▸ EXERCISE REQUIREMENTS:
1. Copy everything in the health care passage from "I really think" down to "health care system.", word for word.
2. Pick up the health care passage after its last sentence and keep it going.

*** DOCUMENT PASSAGE ***

I really think our health care system needs that. Other
developed countries have similar institutes or agencies that
have been viewed as very positive contributions to their
overall health care system.
I do think that with that kind of structure, particularly
of Senator Baucus' work in this area so far, but others as
well, there's reason to think that with that structure it
wouldn't take a huge amount of initial investment to start to
drive the appreciation of what that brings in terms of return
on the investment. Health plans have said that they're
interested in supporting it. I do think that it would be a
structure, outside of the existing agencies that we have, that
could really make a difference.
Dr. Fischer. I would emphasize that government can play a
major leadership role in making this happen. But clearly you
need collaboration from the other parties. What health plans do
is population health. We look at the big picture. We're looking
at populations of patients and how we can impact that
population by what's known about public health.

*** End of DOCUMENT PASSAGE ***
*** DATASET ***

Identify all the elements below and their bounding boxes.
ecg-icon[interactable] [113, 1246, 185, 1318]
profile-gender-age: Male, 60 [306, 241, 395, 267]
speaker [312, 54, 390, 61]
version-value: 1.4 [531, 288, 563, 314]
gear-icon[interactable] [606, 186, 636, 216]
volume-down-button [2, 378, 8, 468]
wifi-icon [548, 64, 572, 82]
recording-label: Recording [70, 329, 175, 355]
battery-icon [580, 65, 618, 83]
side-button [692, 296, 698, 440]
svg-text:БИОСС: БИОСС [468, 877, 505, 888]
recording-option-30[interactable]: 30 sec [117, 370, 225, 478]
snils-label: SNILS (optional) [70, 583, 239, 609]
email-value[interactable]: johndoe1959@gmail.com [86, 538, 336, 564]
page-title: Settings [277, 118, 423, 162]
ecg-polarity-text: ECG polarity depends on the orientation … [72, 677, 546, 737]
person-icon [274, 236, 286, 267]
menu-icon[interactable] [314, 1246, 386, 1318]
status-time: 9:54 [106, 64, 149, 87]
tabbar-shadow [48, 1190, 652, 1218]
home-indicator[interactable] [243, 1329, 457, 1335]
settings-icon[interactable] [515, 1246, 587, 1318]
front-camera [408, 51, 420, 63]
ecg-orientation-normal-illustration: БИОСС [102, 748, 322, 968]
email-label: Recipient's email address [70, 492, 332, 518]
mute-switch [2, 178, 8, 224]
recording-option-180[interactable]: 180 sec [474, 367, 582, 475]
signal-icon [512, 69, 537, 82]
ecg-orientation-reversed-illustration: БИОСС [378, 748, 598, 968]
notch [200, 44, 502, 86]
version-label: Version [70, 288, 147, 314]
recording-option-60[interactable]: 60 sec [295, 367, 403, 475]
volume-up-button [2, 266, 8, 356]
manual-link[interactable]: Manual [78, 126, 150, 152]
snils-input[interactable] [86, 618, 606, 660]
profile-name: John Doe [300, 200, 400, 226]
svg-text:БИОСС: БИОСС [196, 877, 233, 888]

*** End of DATASET ***

▸ ANSWER SECTION:
1.
I really think our health care system needs that. Other
developed countries have similar institutes or agencies that
have been viewed as very positive contributions to their
overall health care system.

2.
What you need, I think, is the collaboration with the
health plans. Certainly the Blue system is willing to partner.
I'm sure the other health plans, the other major health plans
would as well. But I would also invite the large organized
health systems who are more capable of making an impact
quicker.
Senator Mikulski. Excellent.
Dr. Gulcher. Great. I just want to point out that it's been
estimated that the NIH spends less than 0.1 percent on clinical
utility or translation studies. So already that budget is
quite, quite, quite small. The reason I mention them is because
certainly they've been trying to push the bar when it comes to
finding new biomarkers and risk markers, aren't they well
positioned if they are encouraged to fund some more of the
clinical utility studies?
You mentioned the CDC. They have a very small budget
compared to the NIH, but certainly as you mentioned Muin Khoury
who runs the genetics there at CDC has been trying to foster
both public and private partnerships along with the NIH, along
with some of the other stakeholders. But I think what everybody
seems to recognize is there's a lack of support or funding to
move that ball forward. I'm not sure where that money comes
from, but certainly to move these rapid discoveries forward in
a clinical practice is going to require some investment.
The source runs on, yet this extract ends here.